__Stated exercise__: Output every line of the entries below as a JSON array of strings, one string per line, skipping blank lines.

Source data:

——————————

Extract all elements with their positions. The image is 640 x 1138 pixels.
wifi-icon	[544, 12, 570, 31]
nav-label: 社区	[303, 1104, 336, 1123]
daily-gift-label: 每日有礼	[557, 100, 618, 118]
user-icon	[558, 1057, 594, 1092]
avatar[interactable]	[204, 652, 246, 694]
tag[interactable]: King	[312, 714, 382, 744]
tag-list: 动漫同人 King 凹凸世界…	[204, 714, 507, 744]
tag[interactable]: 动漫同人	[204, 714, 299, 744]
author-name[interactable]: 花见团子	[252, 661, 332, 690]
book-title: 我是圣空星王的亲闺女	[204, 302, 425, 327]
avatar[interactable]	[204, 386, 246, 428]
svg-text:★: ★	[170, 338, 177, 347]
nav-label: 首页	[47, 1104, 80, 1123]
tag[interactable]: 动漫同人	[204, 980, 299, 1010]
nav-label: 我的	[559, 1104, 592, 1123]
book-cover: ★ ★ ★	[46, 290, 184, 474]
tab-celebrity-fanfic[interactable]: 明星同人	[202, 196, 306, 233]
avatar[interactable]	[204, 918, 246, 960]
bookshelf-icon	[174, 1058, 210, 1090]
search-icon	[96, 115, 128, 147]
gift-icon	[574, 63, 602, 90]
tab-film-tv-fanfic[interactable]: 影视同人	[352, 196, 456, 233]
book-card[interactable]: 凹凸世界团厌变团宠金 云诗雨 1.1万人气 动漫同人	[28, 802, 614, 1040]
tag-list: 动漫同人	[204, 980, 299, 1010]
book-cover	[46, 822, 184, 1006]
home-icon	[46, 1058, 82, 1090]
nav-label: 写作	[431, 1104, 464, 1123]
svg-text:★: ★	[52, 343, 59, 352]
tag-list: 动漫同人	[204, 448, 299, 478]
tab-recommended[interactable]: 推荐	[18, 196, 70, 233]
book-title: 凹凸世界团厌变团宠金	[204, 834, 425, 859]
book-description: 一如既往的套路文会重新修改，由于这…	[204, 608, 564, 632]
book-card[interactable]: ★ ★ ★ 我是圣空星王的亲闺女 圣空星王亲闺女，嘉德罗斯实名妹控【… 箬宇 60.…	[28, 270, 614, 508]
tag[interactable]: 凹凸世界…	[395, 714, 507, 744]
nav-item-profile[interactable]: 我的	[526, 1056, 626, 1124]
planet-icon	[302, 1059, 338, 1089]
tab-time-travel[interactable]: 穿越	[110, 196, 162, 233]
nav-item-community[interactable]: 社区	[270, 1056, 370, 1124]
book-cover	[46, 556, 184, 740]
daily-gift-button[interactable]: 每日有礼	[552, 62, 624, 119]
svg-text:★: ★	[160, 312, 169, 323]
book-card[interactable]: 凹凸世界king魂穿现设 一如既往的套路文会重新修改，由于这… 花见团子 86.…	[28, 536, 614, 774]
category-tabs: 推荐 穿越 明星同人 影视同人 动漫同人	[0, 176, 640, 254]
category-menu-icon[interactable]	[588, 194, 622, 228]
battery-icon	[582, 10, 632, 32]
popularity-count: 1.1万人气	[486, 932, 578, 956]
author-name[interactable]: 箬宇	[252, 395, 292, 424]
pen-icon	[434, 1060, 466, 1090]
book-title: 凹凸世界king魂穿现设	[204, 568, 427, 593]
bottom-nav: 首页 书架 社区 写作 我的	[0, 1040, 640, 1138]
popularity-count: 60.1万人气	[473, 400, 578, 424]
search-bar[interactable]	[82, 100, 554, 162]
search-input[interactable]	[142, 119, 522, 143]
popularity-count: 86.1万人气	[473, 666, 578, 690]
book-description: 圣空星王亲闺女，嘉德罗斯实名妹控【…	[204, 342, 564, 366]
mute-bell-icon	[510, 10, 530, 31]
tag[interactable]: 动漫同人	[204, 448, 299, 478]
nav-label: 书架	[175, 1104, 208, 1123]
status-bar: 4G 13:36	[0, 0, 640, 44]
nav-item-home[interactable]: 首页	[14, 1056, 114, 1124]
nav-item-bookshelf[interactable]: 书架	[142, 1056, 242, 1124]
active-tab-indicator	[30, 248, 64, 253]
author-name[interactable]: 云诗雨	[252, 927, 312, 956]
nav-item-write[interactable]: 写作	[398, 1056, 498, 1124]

——————————

__Task result__:
[
  "Extract all elements with their positions. The image is 640 x 1138 pixels.",
  "wifi-icon\t[544, 12, 570, 31]",
  "nav-label: 社区\t[303, 1104, 336, 1123]",
  "daily-gift-label: 每日有礼\t[557, 100, 618, 118]",
  "user-icon\t[558, 1057, 594, 1092]",
  "avatar[interactable]\t[204, 652, 246, 694]",
  "tag[interactable]: King\t[312, 714, 382, 744]",
  "tag-list: 动漫同人 King 凹凸世界…\t[204, 714, 507, 744]",
  "tag[interactable]: 动漫同人\t[204, 714, 299, 744]",
  "author-name[interactable]: 花见团子\t[252, 661, 332, 690]",
  "book-title: 我是圣空星王的亲闺女\t[204, 302, 425, 327]",
  "avatar[interactable]\t[204, 386, 246, 428]",
  "svg-text:★: ★\t[170, 338, 177, 347]",
  "nav-label: 首页\t[47, 1104, 80, 1123]",
  "tag[interactable]: 动漫同人\t[204, 980, 299, 1010]",
  "nav-label: 我的\t[559, 1104, 592, 1123]",
  "book-cover: ★ ★ ★\t[46, 290, 184, 474]",
  "tab-celebrity-fanfic[interactable]: 明星同人\t[202, 196, 306, 233]",
  "avatar[interactable]\t[204, 918, 246, 960]",
  "bookshelf-icon\t[174, 1058, 210, 1090]",
  "search-icon\t[96, 115, 128, 147]",
  "gift-icon\t[574, 63, 602, 90]",
  "tab-film-tv-fanfic[interactable]: 影视同人\t[352, 196, 456, 233]",
  "book-card[interactable]: 凹凸世界团厌变团宠金 云诗雨 1.1万人气 动漫同人\t[28, 802, 614, 1040]",
  "tag-list: 动漫同人\t[204, 980, 299, 1010]",
  "book-cover\t[46, 822, 184, 1006]",
  "home-icon\t[46, 1058, 82, 1090]",
  "nav-label: 写作\t[431, 1104, 464, 1123]",
  "svg-text:★: ★\t[52, 343, 59, 352]",
  "tag-list: 动漫同人\t[204, 448, 299, 478]",
  "tab-recommended[interactable]: 推荐\t[18, 196, 70, 233]",
  "book-title: 凹凸世界团厌变团宠金\t[204, 834, 425, 859]",
  "book-description: 一如既往的套路文会重新修改，由于这…\t[204, 608, 564, 632]",
  "book-card[interactable]: ★ ★ ★ 我是圣空星王的亲闺女 圣空星王亲闺女，嘉德罗斯实名妹控【… 箬宇 60.…\t[28, 270, 614, 508]",
  "tag[interactable]: 凹凸世界…\t[395, 714, 507, 744]",
  "nav-item-profile[interactable]: 我的\t[526, 1056, 626, 1124]",
  "planet-icon\t[302, 1059, 338, 1089]",
  "tab-time-travel[interactable]: 穿越\t[110, 196, 162, 233]",
  "nav-item-community[interactable]: 社区\t[270, 1056, 370, 1124]",
  "book-cover\t[46, 556, 184, 740]",
  "daily-gift-button[interactable]: 每日有礼\t[552, 62, 624, 119]",
  "svg-text:★: ★\t[160, 312, 169, 323]",
  "book-card[interactable]: 凹凸世界king魂穿现设 一如既往的套路文会重新修改，由于这… 花见团子 86.…\t[28, 536, 614, 774]",
  "category-tabs: 推荐 穿越 明星同人 影视同人 动漫同人\t[0, 176, 640, 254]",
  "category-menu-icon[interactable]\t[588, 194, 622, 228]",
  "battery-icon\t[582, 10, 632, 32]",
  "popularity-count: 1.1万人气\t[486, 932, 578, 956]",
  "author-name[interactable]: 箬宇\t[252, 395, 292, 424]",
  "pen-icon\t[434, 1060, 466, 1090]",
  "book-title: 凹凸世界king魂穿现设\t[204, 568, 427, 593]",
  "bottom-nav: 首页 书架 社区 写作 我的\t[0, 1040, 640, 1138]",
  "popularity-count: 60.1万人气\t[473, 400, 578, 424]",
  "search-bar[interactable]\t[82, 100, 554, 162]",
  "search-input[interactable]\t[142, 119, 522, 143]",
  "popularity-count: 86.1万人气\t[473, 666, 578, 690]",
  "book-description: 圣空星王亲闺女，嘉德罗斯实名妹控【…\t[204, 342, 564, 366]",
  "mute-bell-icon\t[510, 10, 530, 31]",
  "tag[interactable]: 动漫同人\t[204, 448, 299, 478]",
  "nav-label: 书架\t[175, 1104, 208, 1123]",
  "status-bar: 4G 13:36\t[0, 0, 640, 44]",
  "nav-item-home[interactable]: 首页\t[14, 1056, 114, 1124]",
  "nav-item-bookshelf[interactable]: 书架\t[142, 1056, 242, 1124]",
  "active-tab-indicator\t[30, 248, 64, 253]",
  "author-name[interactable]: 云诗雨\t[252, 927, 312, 956]",
  "nav-item-write[interactable]: 写作\t[398, 1056, 498, 1124]"
]